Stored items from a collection
## start

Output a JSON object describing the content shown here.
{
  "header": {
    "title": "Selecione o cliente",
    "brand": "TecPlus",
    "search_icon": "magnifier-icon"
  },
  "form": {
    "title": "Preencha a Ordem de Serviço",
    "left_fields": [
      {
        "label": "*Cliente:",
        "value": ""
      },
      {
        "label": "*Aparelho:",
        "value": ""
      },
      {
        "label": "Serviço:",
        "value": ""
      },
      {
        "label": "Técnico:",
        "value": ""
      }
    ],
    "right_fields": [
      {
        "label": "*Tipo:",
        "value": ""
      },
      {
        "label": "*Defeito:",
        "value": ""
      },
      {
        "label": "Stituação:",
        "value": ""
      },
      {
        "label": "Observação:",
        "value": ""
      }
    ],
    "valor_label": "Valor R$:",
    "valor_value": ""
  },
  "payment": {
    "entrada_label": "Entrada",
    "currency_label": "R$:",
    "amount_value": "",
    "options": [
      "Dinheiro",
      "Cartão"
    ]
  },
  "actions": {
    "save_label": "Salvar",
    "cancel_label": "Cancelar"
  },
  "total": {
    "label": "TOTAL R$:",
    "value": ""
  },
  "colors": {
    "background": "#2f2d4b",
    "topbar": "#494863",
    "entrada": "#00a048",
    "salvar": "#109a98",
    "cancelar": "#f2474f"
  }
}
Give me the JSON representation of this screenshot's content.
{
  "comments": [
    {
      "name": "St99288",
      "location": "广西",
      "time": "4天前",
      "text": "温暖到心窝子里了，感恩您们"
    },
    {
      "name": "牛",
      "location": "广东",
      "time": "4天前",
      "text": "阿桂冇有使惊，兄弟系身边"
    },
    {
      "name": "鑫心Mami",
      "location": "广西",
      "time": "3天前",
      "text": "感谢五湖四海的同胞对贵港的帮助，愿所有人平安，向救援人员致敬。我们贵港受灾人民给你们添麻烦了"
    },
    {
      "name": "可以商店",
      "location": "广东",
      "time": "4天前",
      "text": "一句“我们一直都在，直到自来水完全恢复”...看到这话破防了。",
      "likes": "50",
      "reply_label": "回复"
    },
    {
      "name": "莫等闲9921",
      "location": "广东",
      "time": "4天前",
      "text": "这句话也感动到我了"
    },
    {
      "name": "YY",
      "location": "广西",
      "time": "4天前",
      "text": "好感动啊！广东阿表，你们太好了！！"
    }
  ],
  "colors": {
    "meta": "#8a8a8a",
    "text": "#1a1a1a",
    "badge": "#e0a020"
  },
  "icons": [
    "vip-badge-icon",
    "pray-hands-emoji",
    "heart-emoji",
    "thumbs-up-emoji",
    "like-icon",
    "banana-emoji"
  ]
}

## end

WORK REQUIRED: Please reproduce every line of the material word for word.

SOLUTION TO THIS TASK:
Output a JSON object describing the content shown here.
{
  "header": {
    "title": "Selecione o cliente",
    "brand": "TecPlus",
    "search_icon": "magnifier-icon"
  },
  "form": {
    "title": "Preencha a Ordem de Serviço",
    "left_fields": [
      {
        "label": "*Cliente:",
        "value": ""
      },
      {
        "label": "*Aparelho:",
        "value": ""
      },
      {
        "label": "Serviço:",
        "value": ""
      },
      {
        "label": "Técnico:",
        "value": ""
      }
    ],
    "right_fields": [
      {
        "label": "*Tipo:",
        "value": ""
      },
      {
        "label": "*Defeito:",
        "value": ""
      },
      {
        "label": "Stituação:",
        "value": ""
      },
      {
        "label": "Observação:",
        "value": ""
      }
    ],
    "valor_label": "Valor R$:",
    "valor_value": ""
  },
  "payment": {
    "entrada_label": "Entrada",
    "currency_label": "R$:",
    "amount_value": "",
    "options": [
      "Dinheiro",
      "Cartão"
    ]
  },
  "actions": {
    "save_label": "Salvar",
    "cancel_label": "Cancelar"
  },
  "total": {
    "label": "TOTAL R$:",
    "value": ""
  },
  "colors": {
    "background": "#2f2d4b",
    "topbar": "#494863",
    "entrada": "#00a048",
    "salvar": "#109a98",
    "cancelar": "#f2474f"
  }
}
Give me the JSON representation of this screenshot's content.
{
  "comments": [
    {
      "name": "St99288",
      "location": "广西",
      "time": "4天前",
      "text": "温暖到心窝子里了，感恩您们"
    },
    {
      "name": "牛",
      "location": "广东",
      "time": "4天前",
      "text": "阿桂冇有使惊，兄弟系身边"
    },
    {
      "name": "鑫心Mami",
      "location": "广西",
      "time": "3天前",
      "text": "感谢五湖四海的同胞对贵港的帮助，愿所有人平安，向救援人员致敬。我们贵港受灾人民给你们添麻烦了"
    },
    {
      "name": "可以商店",
      "location": "广东",
      "time": "4天前",
      "text": "一句“我们一直都在，直到自来水完全恢复”...看到这话破防了。",
      "likes": "50",
      "reply_label": "回复"
    },
    {
      "name": "莫等闲9921",
      "location": "广东",
      "time": "4天前",
      "text": "这句话也感动到我了"
    },
    {
      "name": "YY",
      "location": "广西",
      "time": "4天前",
      "text": "好感动啊！广东阿表，你们太好了！！"
    }
  ],
  "colors": {
    "meta": "#8a8a8a",
    "text": "#1a1a1a",
    "badge": "#e0a020"
  },
  "icons": [
    "vip-badge-icon",
    "pray-hands-emoji",
    "heart-emoji",
    "thumbs-up-emoji",
    "like-icon",
    "banana-emoji"
  ]
}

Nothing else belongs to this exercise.